## Instruction
Convert every line of the records below into a JSON list of strings, one string per line, with blank lines skipped and the pictures left out.

## Entries supplied

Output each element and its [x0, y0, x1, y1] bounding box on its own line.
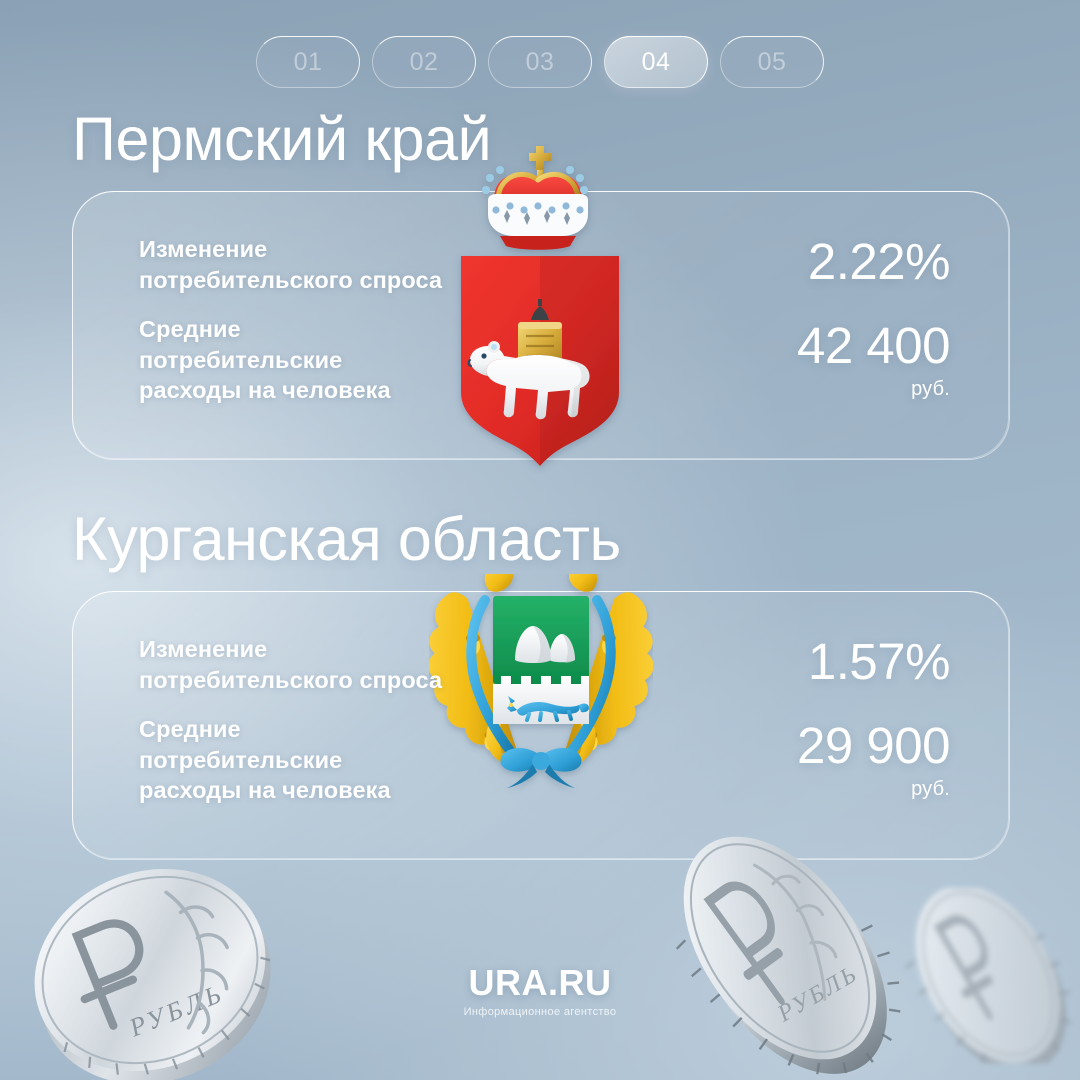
- stat-value-group: 1.57%: [808, 636, 950, 687]
- stats-card-perm: Изменениепотребительского спроса 2.22% С…: [72, 191, 1009, 459]
- stat-unit: руб.: [797, 379, 950, 399]
- stats-rows-perm: Изменениепотребительского спроса 2.22% С…: [73, 192, 1008, 458]
- stats-card-kurgan: Изменениепотребительского спроса 1.57% С…: [72, 591, 1009, 859]
- stats-rows-kurgan: Изменениепотребительского спроса 1.57% С…: [73, 592, 1008, 858]
- stat-label: Средниепотребительскиерасходы на человек…: [139, 314, 391, 404]
- stat-value: 42 400: [797, 320, 950, 371]
- ura-ru-tagline: Информационное агентство: [0, 1006, 1080, 1018]
- stat-value-group: 29 900 руб.: [797, 720, 950, 799]
- infographic-stage: 0102030405 Пермский край: [0, 0, 1080, 1080]
- pagination-pill-label: 01: [294, 48, 323, 77]
- pagination-pill-04[interactable]: 04: [604, 36, 708, 88]
- pagination-pill-label: 02: [410, 48, 439, 77]
- pagination: 0102030405: [0, 36, 1080, 88]
- pagination-pill-02[interactable]: 02: [372, 36, 476, 88]
- footer-logo: URA.RU Информационное агентство: [0, 965, 1080, 1018]
- pagination-pill-label: 03: [526, 48, 555, 77]
- pagination-pill-label: 04: [642, 48, 671, 77]
- region-title-kurgan: Курганская область: [72, 508, 1080, 571]
- stat-value-group: 2.22%: [808, 236, 950, 287]
- stat-value: 29 900: [797, 720, 950, 771]
- stat-value-group: 42 400 руб.: [797, 320, 950, 399]
- ura-ru-wordmark: URA.RU: [0, 965, 1080, 1001]
- region-block-kurgan: Курганская область: [0, 508, 1080, 859]
- stat-unit: руб.: [797, 779, 950, 799]
- stat-value: 2.22%: [808, 236, 950, 287]
- stat-label: Средниепотребительскиерасходы на человек…: [139, 714, 391, 804]
- pagination-pill-05[interactable]: 05: [720, 36, 824, 88]
- pagination-pill-03[interactable]: 03: [488, 36, 592, 88]
- stat-value: 1.57%: [808, 636, 950, 687]
- region-title-perm: Пермский край: [72, 108, 1080, 171]
- stat-label: Изменениепотребительского спроса: [139, 634, 442, 694]
- stat-label: Изменениепотребительского спроса: [139, 234, 442, 294]
- region-block-perm: Пермский край: [0, 108, 1080, 459]
- pagination-pill-01[interactable]: 01: [256, 36, 360, 88]
- pagination-pill-label: 05: [758, 48, 787, 77]
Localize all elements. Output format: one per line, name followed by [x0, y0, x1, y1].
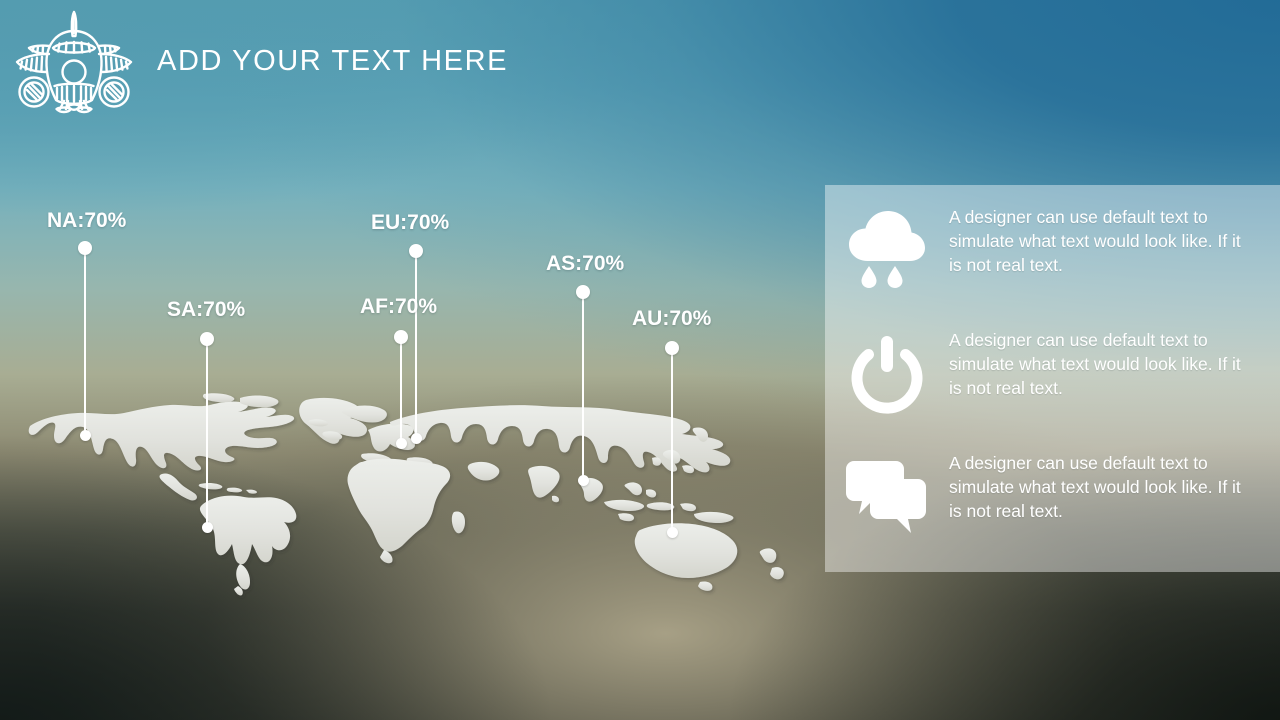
map-pin-as[interactable]	[576, 285, 590, 487]
pin-stem	[415, 251, 417, 438]
map-pin-eu[interactable]	[409, 244, 423, 445]
pin-head-icon	[665, 341, 679, 355]
pin-anchor-dot	[578, 475, 589, 486]
pin-anchor-dot	[396, 438, 407, 449]
map-pin-af[interactable]	[394, 330, 408, 450]
pin-label-as: AS:70%	[546, 252, 624, 276]
header: ADD YOUR TEXT HERE	[0, 0, 1280, 128]
page-title: ADD YOUR TEXT HERE	[157, 45, 508, 78]
pin-head-icon	[409, 244, 423, 258]
pin-head-icon	[78, 241, 92, 255]
pin-head-icon	[200, 332, 214, 346]
info-row-text: A designer can use default text to simul…	[949, 451, 1254, 523]
pin-anchor-dot	[202, 522, 213, 533]
info-row-text: A designer can use default text to simul…	[949, 205, 1254, 277]
pin-stem	[400, 337, 402, 443]
pin-anchor-dot	[80, 430, 91, 441]
map-pin-sa[interactable]	[200, 332, 214, 534]
info-row-rain[interactable]: A designer can use default text to simul…	[825, 205, 1280, 293]
rain-cloud-icon	[845, 209, 929, 293]
pin-head-icon	[394, 330, 408, 344]
slide-canvas: ADD YOUR TEXT HERE	[0, 0, 1280, 720]
info-row-chat[interactable]: A designer can use default text to simul…	[825, 451, 1280, 539]
power-icon	[845, 332, 929, 416]
pin-label-na: NA:70%	[47, 209, 126, 233]
pin-label-eu: EU:70%	[371, 211, 449, 235]
pin-stem	[582, 292, 584, 480]
pin-anchor-dot	[411, 433, 422, 444]
airplane-sketch-icon	[8, 6, 140, 118]
info-row-power[interactable]: A designer can use default text to simul…	[825, 328, 1280, 416]
pin-label-af: AF:70%	[360, 295, 437, 319]
pin-label-sa: SA:70%	[167, 298, 245, 322]
map-pin-au[interactable]	[665, 341, 679, 539]
pin-stem	[84, 248, 86, 435]
pin-head-icon	[576, 285, 590, 299]
pin-anchor-dot	[667, 527, 678, 538]
pin-stem	[671, 348, 673, 532]
map-pin-na[interactable]	[78, 241, 92, 442]
pin-stem	[206, 339, 208, 527]
chat-bubbles-icon	[845, 455, 929, 539]
info-row-text: A designer can use default text to simul…	[949, 328, 1254, 400]
info-panel: A designer can use default text to simul…	[825, 185, 1280, 572]
pin-label-au: AU:70%	[632, 307, 711, 331]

## Solution for this exercise
[
  "Output each element and its [x0, y0, x1, y1] bounding box on its own line.",
  "- stat-value-group: 1.57%: [808, 636, 950, 687]",
  "- stats-card-perm: Изменениепотребительского спроса 2.22% С…: [72, 191, 1009, 459]",
  "- stat-unit: руб.: [797, 379, 950, 399]",
  "- stats-rows-perm: Изменениепотребительского спроса 2.22% С…: [73, 192, 1008, 458]",
  "- stats-card-kurgan: Изменениепотребительского спроса 1.57% С…: [72, 591, 1009, 859]",
  "- stats-rows-kurgan: Изменениепотребительского спроса 1.57% С…: [73, 592, 1008, 858]",
  "- stat-label: Средниепотребительскиерасходы на человек…: [139, 314, 391, 404]",
  "- stat-value: 42 400: [797, 320, 950, 371]",
  "- ura-ru-tagline: Информационное агентство: [0, 1006, 1080, 1018]",
  "- stat-value-group: 29 900 руб.: [797, 720, 950, 799]",
  "- infographic-stage: 0102030405 Пермский край: [0, 0, 1080, 1080]",
  "- pagination-pill-label: 01: [294, 48, 323, 77]",
  "- pagination-pill-04[interactable]: 04: [604, 36, 708, 88]",
  "- pagination-pill-label: 02: [410, 48, 439, 77]",
  "- pagination: 0102030405: [0, 36, 1080, 88]",
  "- pagination-pill-02[interactable]: 02: [372, 36, 476, 88]",
  "- footer-logo: URA.RU Информационное агентство: [0, 965, 1080, 1018]",
  "- pagination-pill-label: 03: [526, 48, 555, 77]",
  "- pagination-pill-label: 04: [642, 48, 671, 77]",
  "- region-title-kurgan: Курганская область: [72, 508, 1080, 571]",
  "- stat-value-group: 2.22%: [808, 236, 950, 287]",
  "- stat-value: 29 900: [797, 720, 950, 771]",
  "- stat-value-group: 42 400 руб.: [797, 320, 950, 399]",
  "- ura-ru-wordmark: URA.RU: [0, 965, 1080, 1001]",
  "- region-block-kurgan: Курганская область: [0, 508, 1080, 859]",
  "- stat-unit: руб.: [797, 779, 950, 799]",
  "- stat-value: 2.22%: [808, 236, 950, 287]",
  "- stat-label: Средниепотребительскиерасходы на человек…: [139, 714, 391, 804]",
  "- pagination-pill-05[interactable]: 05: [720, 36, 824, 88]",
  "- pagination-pill-03[interactable]: 03: [488, 36, 592, 88]",
  "- stat-value: 1.57%: [808, 636, 950, 687]",
  "- region-title-perm: Пермский край: [72, 108, 1080, 171]",
  "- stat-label: Изменениепотребительского спроса: [139, 634, 442, 694]",
  "- stat-label: Изменениепотребительского спроса: [139, 234, 442, 294]",
  "- region-block-perm: Пермский край: [0, 108, 1080, 459]",
  "- pagination-pill-01[interactable]: 01: [256, 36, 360, 88]",
  "- pagination-pill-label: 05: [758, 48, 787, 77]",
  "Localize all elements. Output format: one per line, name followed by [x0, y0, x1, y1].",
  "map-pin-as[interactable]\t[576, 285, 590, 487]",
  "pin-stem\t[415, 251, 417, 438]",
  "map-pin-eu[interactable]\t[409, 244, 423, 445]",
  "pin-head-icon\t[665, 341, 679, 355]",
  "pin-anchor-dot\t[578, 475, 589, 486]",
  "pin-anchor-dot\t[396, 438, 407, 449]",
  "map-pin-af[interactable]\t[394, 330, 408, 450]",
  "pin-label-as: AS:70%\t[546, 252, 624, 276]",
  "header: ADD YOUR TEXT HERE\t[0, 0, 1280, 128]",
  "page-title: ADD YOUR TEXT HERE\t[157, 45, 508, 78]",
  "pin-head-icon\t[409, 244, 423, 258]",
  "pin-head-icon\t[78, 241, 92, 255]",
  "pin-head-icon\t[200, 332, 214, 346]",
  "info-row-text: A designer can use default text to simul…\t[949, 451, 1254, 523]",
  "pin-anchor-dot\t[202, 522, 213, 533]",
  "info-row-text: A designer can use default text to simul…\t[949, 205, 1254, 277]",
  "pin-stem\t[400, 337, 402, 443]",
  "pin-anchor-dot\t[80, 430, 91, 441]",
  "map-pin-sa[interactable]\t[200, 332, 214, 534]",
  "info-row-rain[interactable]: A designer can use default text to simul…\t[825, 205, 1280, 293]",
  "rain-cloud-icon\t[845, 209, 929, 293]",
  "pin-head-icon\t[394, 330, 408, 344]",
  "slide-canvas: ADD YOUR TEXT HERE\t[0, 0, 1280, 720]",
  "info-row-chat[interactable]: A designer can use default text to simul…\t[825, 451, 1280, 539]",
  "power-icon\t[845, 332, 929, 416]",
  "pin-label-na: NA:70%\t[47, 209, 126, 233]",
  "pin-label-eu: EU:70%\t[371, 211, 449, 235]",
  "pin-stem\t[582, 292, 584, 480]",
  "pin-anchor-dot\t[411, 433, 422, 444]",
  "airplane-sketch-icon\t[8, 6, 140, 118]",
  "info-row-power[interactable]: A designer can use default text to simul…\t[825, 328, 1280, 416]",
  "pin-label-af: AF:70%\t[360, 295, 437, 319]",
  "pin-label-sa: SA:70%\t[167, 298, 245, 322]",
  "map-pin-au[interactable]\t[665, 341, 679, 539]",
  "pin-stem\t[84, 248, 86, 435]",
  "pin-head-icon\t[576, 285, 590, 299]",
  "pin-anchor-dot\t[667, 527, 678, 538]",
  "pin-stem\t[671, 348, 673, 532]",
  "map-pin-na[interactable]\t[78, 241, 92, 442]",
  "pin-stem\t[206, 339, 208, 527]",
  "chat-bubbles-icon\t[845, 455, 929, 539]",
  "info-row-text: A designer can use default text to simul…\t[949, 328, 1254, 400]",
  "info-panel: A designer can use default text to simul…\t[825, 185, 1280, 572]",
  "pin-label-au: AU:70%\t[632, 307, 711, 331]"
]